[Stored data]
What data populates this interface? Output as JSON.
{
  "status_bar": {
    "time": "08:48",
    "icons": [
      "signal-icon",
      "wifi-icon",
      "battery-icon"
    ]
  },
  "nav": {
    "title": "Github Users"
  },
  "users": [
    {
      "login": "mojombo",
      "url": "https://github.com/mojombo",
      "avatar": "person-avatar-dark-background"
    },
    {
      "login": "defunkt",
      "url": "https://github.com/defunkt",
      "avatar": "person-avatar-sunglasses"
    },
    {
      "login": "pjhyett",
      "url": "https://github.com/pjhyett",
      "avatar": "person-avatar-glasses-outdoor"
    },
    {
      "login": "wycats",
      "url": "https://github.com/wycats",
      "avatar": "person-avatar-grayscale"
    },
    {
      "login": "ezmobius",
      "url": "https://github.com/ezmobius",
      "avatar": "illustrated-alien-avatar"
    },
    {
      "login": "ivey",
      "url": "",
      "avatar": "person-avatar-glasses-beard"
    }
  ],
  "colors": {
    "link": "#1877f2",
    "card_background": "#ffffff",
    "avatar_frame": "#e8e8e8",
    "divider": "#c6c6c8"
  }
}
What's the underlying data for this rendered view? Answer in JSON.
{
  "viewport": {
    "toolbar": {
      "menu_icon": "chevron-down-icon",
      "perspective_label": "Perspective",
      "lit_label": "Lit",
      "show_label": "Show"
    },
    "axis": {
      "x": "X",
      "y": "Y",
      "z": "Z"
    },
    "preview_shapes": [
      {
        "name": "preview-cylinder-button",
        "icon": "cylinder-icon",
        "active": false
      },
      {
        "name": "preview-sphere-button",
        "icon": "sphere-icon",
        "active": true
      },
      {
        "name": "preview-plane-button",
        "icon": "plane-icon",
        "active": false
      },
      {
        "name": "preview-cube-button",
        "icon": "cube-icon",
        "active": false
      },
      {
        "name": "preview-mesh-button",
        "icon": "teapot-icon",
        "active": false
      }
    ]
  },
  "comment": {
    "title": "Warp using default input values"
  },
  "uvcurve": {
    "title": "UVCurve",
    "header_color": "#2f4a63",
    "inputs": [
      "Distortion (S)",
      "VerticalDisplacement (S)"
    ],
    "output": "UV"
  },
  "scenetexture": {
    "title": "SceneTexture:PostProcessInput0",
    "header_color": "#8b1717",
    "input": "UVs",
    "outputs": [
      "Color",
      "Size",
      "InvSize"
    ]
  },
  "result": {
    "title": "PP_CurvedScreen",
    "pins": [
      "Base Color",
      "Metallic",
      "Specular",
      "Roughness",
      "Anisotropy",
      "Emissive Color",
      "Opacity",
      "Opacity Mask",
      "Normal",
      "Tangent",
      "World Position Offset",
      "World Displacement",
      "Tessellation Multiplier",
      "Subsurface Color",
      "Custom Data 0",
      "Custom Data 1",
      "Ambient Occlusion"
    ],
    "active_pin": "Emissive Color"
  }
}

- Instructions to follow: From the data, list each line in which the string "cube" appears.

- Result of this exercise:
        "name": "preview-cube-button",
        "icon": "cube-icon",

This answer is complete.